__Figure record listings__
↓↓↓

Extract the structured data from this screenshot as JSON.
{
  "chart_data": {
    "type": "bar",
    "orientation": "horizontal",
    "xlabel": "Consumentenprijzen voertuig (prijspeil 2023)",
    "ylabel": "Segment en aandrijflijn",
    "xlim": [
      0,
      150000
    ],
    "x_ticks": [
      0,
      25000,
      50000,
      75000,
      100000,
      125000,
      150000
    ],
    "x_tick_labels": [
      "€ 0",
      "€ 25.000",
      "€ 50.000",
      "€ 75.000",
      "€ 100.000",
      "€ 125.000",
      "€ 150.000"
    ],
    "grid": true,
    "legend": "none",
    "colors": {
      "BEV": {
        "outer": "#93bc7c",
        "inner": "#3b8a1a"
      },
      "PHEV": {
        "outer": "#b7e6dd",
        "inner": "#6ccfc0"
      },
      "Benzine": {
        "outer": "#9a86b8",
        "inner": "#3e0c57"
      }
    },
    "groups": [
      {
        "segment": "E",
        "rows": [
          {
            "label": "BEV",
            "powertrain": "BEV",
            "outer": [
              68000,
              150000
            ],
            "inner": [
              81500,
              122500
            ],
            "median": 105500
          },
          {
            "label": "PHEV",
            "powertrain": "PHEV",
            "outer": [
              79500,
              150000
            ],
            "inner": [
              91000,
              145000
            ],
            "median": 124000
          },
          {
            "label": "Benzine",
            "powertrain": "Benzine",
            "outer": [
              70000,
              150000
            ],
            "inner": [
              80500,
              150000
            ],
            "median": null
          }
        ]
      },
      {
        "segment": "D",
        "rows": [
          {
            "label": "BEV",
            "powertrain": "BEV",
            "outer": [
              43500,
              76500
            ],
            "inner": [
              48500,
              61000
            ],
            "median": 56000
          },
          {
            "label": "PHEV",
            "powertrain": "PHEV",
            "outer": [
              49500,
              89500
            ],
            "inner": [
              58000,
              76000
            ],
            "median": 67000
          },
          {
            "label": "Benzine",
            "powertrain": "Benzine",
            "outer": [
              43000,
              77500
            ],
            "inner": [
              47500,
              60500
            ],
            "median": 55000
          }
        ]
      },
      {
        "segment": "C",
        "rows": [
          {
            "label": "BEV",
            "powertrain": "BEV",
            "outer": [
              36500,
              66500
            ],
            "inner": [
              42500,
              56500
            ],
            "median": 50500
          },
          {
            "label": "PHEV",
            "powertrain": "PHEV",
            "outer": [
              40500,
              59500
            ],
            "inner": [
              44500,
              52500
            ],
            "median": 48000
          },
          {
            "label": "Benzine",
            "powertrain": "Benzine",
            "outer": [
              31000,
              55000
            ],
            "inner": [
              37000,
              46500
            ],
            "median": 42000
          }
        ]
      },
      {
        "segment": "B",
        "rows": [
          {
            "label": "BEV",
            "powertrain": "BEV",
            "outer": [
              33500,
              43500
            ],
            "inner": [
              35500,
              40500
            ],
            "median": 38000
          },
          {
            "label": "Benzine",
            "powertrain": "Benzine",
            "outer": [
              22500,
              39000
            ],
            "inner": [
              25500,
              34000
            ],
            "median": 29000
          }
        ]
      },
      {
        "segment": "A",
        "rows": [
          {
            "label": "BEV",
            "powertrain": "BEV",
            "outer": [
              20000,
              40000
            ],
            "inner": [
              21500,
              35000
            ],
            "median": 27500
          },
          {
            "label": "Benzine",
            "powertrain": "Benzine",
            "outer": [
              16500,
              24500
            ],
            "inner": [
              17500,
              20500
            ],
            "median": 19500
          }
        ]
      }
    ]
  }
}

↑↑↑

__PROBLEM TO SOLVE__
Return the material in full, exactly as shown.

__ANSWER TO THE PROBLEM__
Extract the structured data from this screenshot as JSON.
{
  "chart_data": {
    "type": "bar",
    "orientation": "horizontal",
    "xlabel": "Consumentenprijzen voertuig (prijspeil 2023)",
    "ylabel": "Segment en aandrijflijn",
    "xlim": [
      0,
      150000
    ],
    "x_ticks": [
      0,
      25000,
      50000,
      75000,
      100000,
      125000,
      150000
    ],
    "x_tick_labels": [
      "€ 0",
      "€ 25.000",
      "€ 50.000",
      "€ 75.000",
      "€ 100.000",
      "€ 125.000",
      "€ 150.000"
    ],
    "grid": true,
    "legend": "none",
    "colors": {
      "BEV": {
        "outer": "#93bc7c",
        "inner": "#3b8a1a"
      },
      "PHEV": {
        "outer": "#b7e6dd",
        "inner": "#6ccfc0"
      },
      "Benzine": {
        "outer": "#9a86b8",
        "inner": "#3e0c57"
      }
    },
    "groups": [
      {
        "segment": "E",
        "rows": [
          {
            "label": "BEV",
            "powertrain": "BEV",
            "outer": [
              68000,
              150000
            ],
            "inner": [
              81500,
              122500
            ],
            "median": 105500
          },
          {
            "label": "PHEV",
            "powertrain": "PHEV",
            "outer": [
              79500,
              150000
            ],
            "inner": [
              91000,
              145000
            ],
            "median": 124000
          },
          {
            "label": "Benzine",
            "powertrain": "Benzine",
            "outer": [
              70000,
              150000
            ],
            "inner": [
              80500,
              150000
            ],
            "median": null
          }
        ]
      },
      {
        "segment": "D",
        "rows": [
          {
            "label": "BEV",
            "powertrain": "BEV",
            "outer": [
              43500,
              76500
            ],
            "inner": [
              48500,
              61000
            ],
            "median": 56000
          },
          {
            "label": "PHEV",
            "powertrain": "PHEV",
            "outer": [
              49500,
              89500
            ],
            "inner": [
              58000,
              76000
            ],
            "median": 67000
          },
          {
            "label": "Benzine",
            "powertrain": "Benzine",
            "outer": [
              43000,
              77500
            ],
            "inner": [
              47500,
              60500
            ],
            "median": 55000
          }
        ]
      },
      {
        "segment": "C",
        "rows": [
          {
            "label": "BEV",
            "powertrain": "BEV",
            "outer": [
              36500,
              66500
            ],
            "inner": [
              42500,
              56500
            ],
            "median": 50500
          },
          {
            "label": "PHEV",
            "powertrain": "PHEV",
            "outer": [
              40500,
              59500
            ],
            "inner": [
              44500,
              52500
            ],
            "median": 48000
          },
          {
            "label": "Benzine",
            "powertrain": "Benzine",
            "outer": [
              31000,
              55000
            ],
            "inner": [
              37000,
              46500
            ],
            "median": 42000
          }
        ]
      },
      {
        "segment": "B",
        "rows": [
          {
            "label": "BEV",
            "powertrain": "BEV",
            "outer": [
              33500,
              43500
            ],
            "inner": [
              35500,
              40500
            ],
            "median": 38000
          },
          {
            "label": "Benzine",
            "powertrain": "Benzine",
            "outer": [
              22500,
              39000
            ],
            "inner": [
              25500,
              34000
            ],
            "median": 29000
          }
        ]
      },
      {
        "segment": "A",
        "rows": [
          {
            "label": "BEV",
            "powertrain": "BEV",
            "outer": [
              20000,
              40000
            ],
            "inner": [
              21500,
              35000
            ],
            "median": 27500
          },
          {
            "label": "Benzine",
            "powertrain": "Benzine",
            "outer": [
              16500,
              24500
            ],
            "inner": [
              17500,
              20500
            ],
            "median": 19500
          }
        ]
      }
    ]
  }
}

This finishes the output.